Texto de leitura:
13. Importa entrar na análise dos fundamentos do recurso jurisdicional, nos termos invocados pelos Recorrentes, designadamente, das conclusões da alegação do recurso, as quais delimitam o objeto do recurso, nos termos dos artigos 144.º, n.º 2 do CPTA e 608.º, n.º 2, 635.º, n.ºs 4 e 5 e 639.º, n.ºs 1 e 2, todos do CPC, aplicáveis ex vi artigo 140.º, n.º 3 do CPTA.

14. No presente recurso colocam-se diversas questões, umas de natureza processual e outra sobre o mérito do pedido, que urge agora analisar e decidir, em separado.

(i) Nulidade decisória, por oposição entre os fundamentos e a decisão, segundo a al. c), do n.º 1, do artigo 615.º do CPC ou nulidade processual nos termos do n.º 1, do artigo 195.º do CPC ou erro de julgamento quanto à interpretação do n.º 1, do artigo 195.º do CPC e dos artigos 87.º-A e 87.º-B do CPTA

15. Vêm os Recorrentes imputar a nulidade decisória contra o acórdão recorrido, por contradição entre os fundamentos e a decisão, pois a decisão proferida em 1.ª instância ou julga a ação improcedente em razão do mérito, ou julga procedente a exceção dilatória, pelo que, entendendo-se que conheceu do mérito, impunha-se a realização de audiência prévia e, mesmo que se entendesse que ela poderia ser dispensada, impunha-se a prolação do respetivo despacho, o que não se verifica, o que configura uma omissão de um ato processual e a respetiva nulidade do saneador-sentença e, consequentemente, a nulidade do acórdão, nos termos dos artigos 615.º, n.º 1, c) e 195.º, n.º 1, do CPC.

16. Além de que, tendo o TCAS entendido, no acórdão recorrido, que o despacho-saneador viola o princípio do contraditório, entendem os Recorrentes que ocorre uma nulidade processual, nos termos do n.º 1, do artigo 195.º do CPC, não podendo decidir que ela não tinha influência no exame e decisão da causa, sendo contraditório face aos fundamentos e à decisão respeitante à nulidade processual, nos termos do n.º 1, do artigo 195.º do CPC, que determina a sua nulidade decisória, nos termos da al. c), do n.º 1 do artigo 615.º e do artigo 666.º, do CPC, devendo ter sido declarada a nulidade e anulados todos os atos e ser ordenada a baixa do processo.

17. Se assim não se entender, defendem os Recorrentes que o acórdão recorrido incorre em erro de julgamento, pois a preterição do contraditório configura nulidade nos termos do n.º 1, do artigo 195.º do CPC, pois não foi dada possibilidade às partes de se pronunciar sobre a exceção de caso julgado, devendo o acórdão ser revogado e ordenada a baixa dos autos.

Tarefa curta: Reproduza, por favor, o trecho do acórdão acima, de "15. Vêm os Recorrentes" a "n.º 1, do CPC.".

Dados brutos:

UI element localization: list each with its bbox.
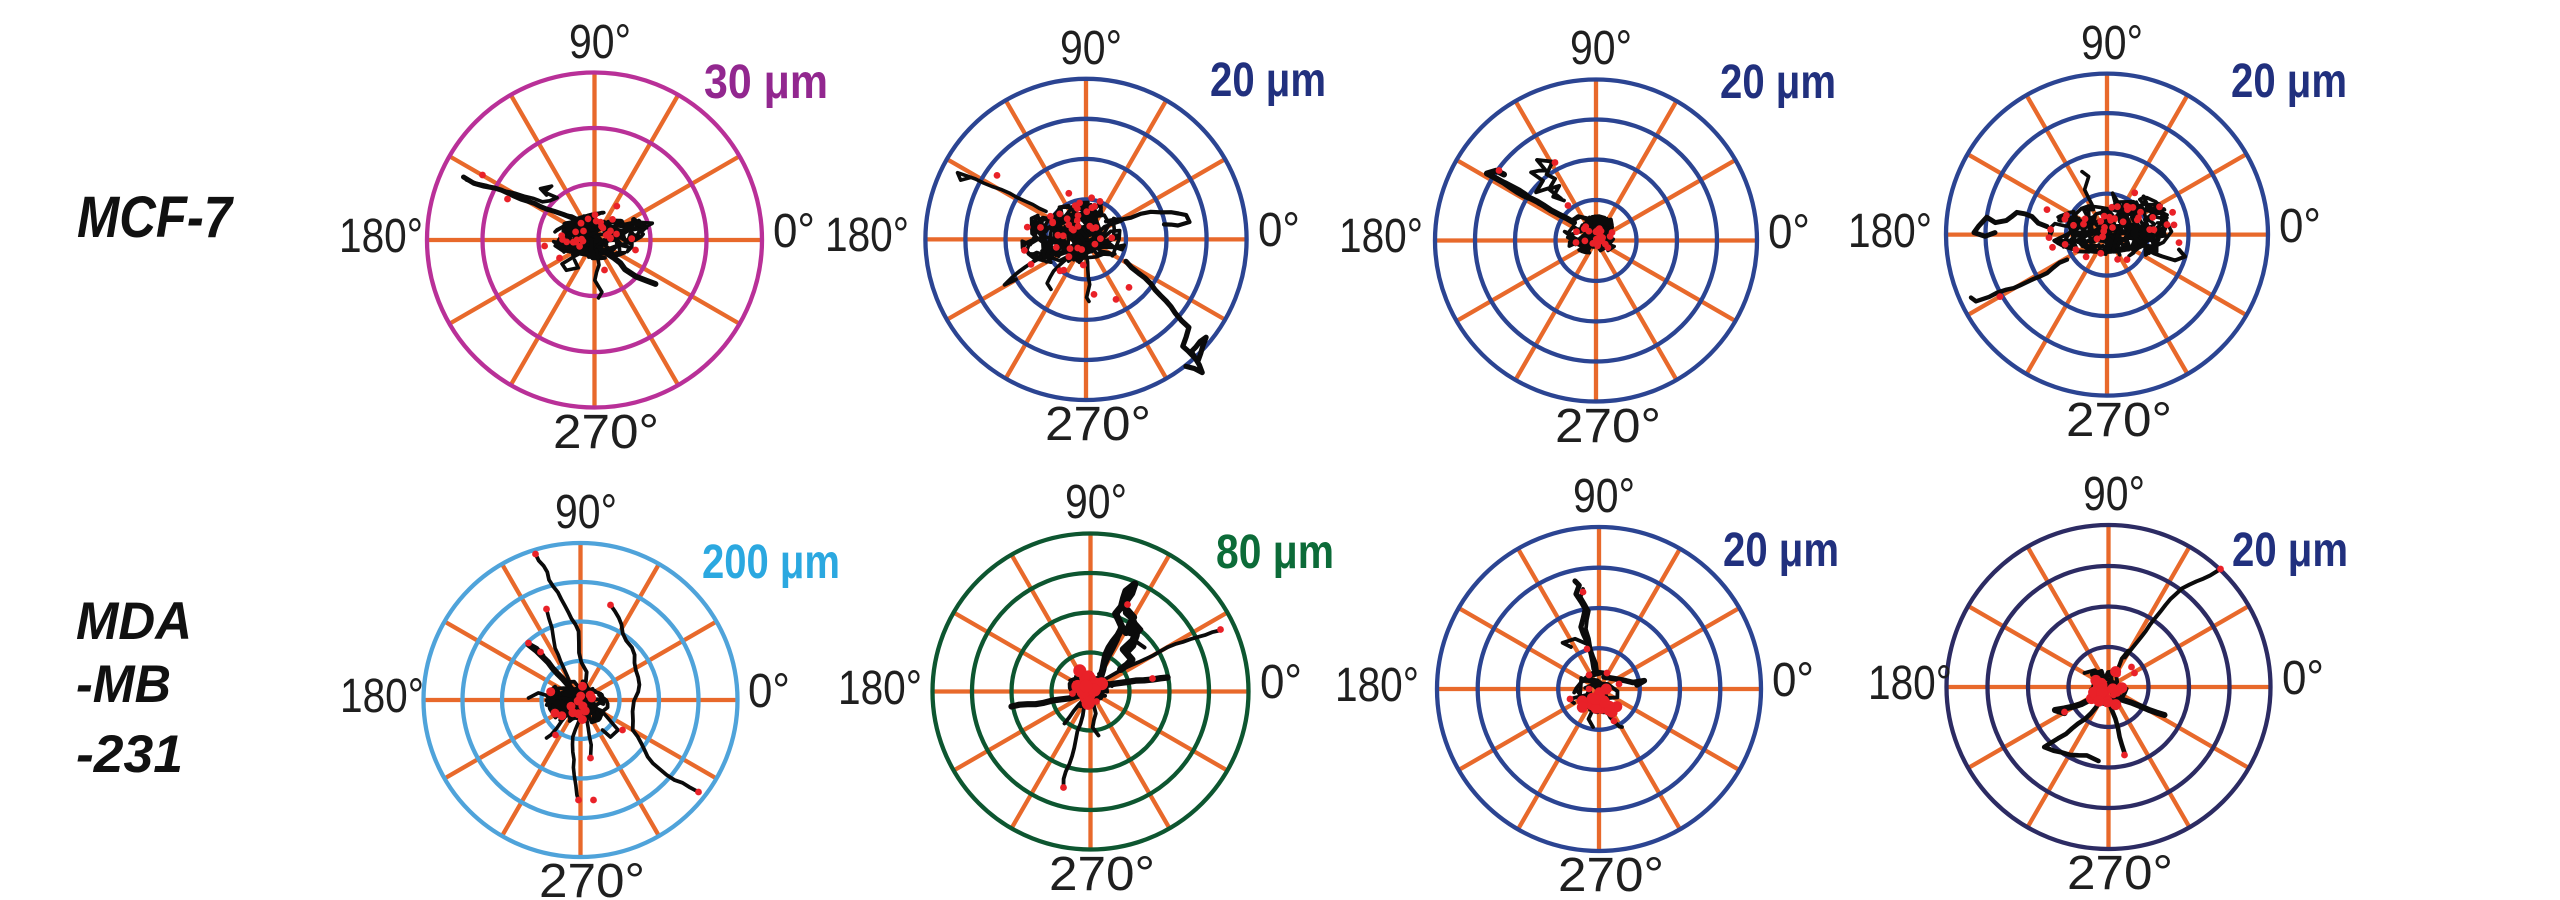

Resposta:
15. Vêm os Recorrentes imputar a nulidade decisória contra o acórdão recorrido, por contradição entre os fundamentos e a decisão, pois a decisão proferida em 1.ª instância ou julga a ação improcedente em razão do mérito, ou julga procedente a exceção dilatória, pelo que, entendendo-se que conheceu do mérito, impunha-se a realização de audiência prévia e, mesmo que se entendesse que ela poderia ser dispensada, impunha-se a prolação do respetivo despacho, o que não se verifica, o que configura uma omissão de um ato processual e a respetiva nulidade do saneador-sentença e, consequentemente, a nulidade do acórdão, nos termos dos artigos 615.º, n.º 1, c) e 195.º, n.º 1, do CPC.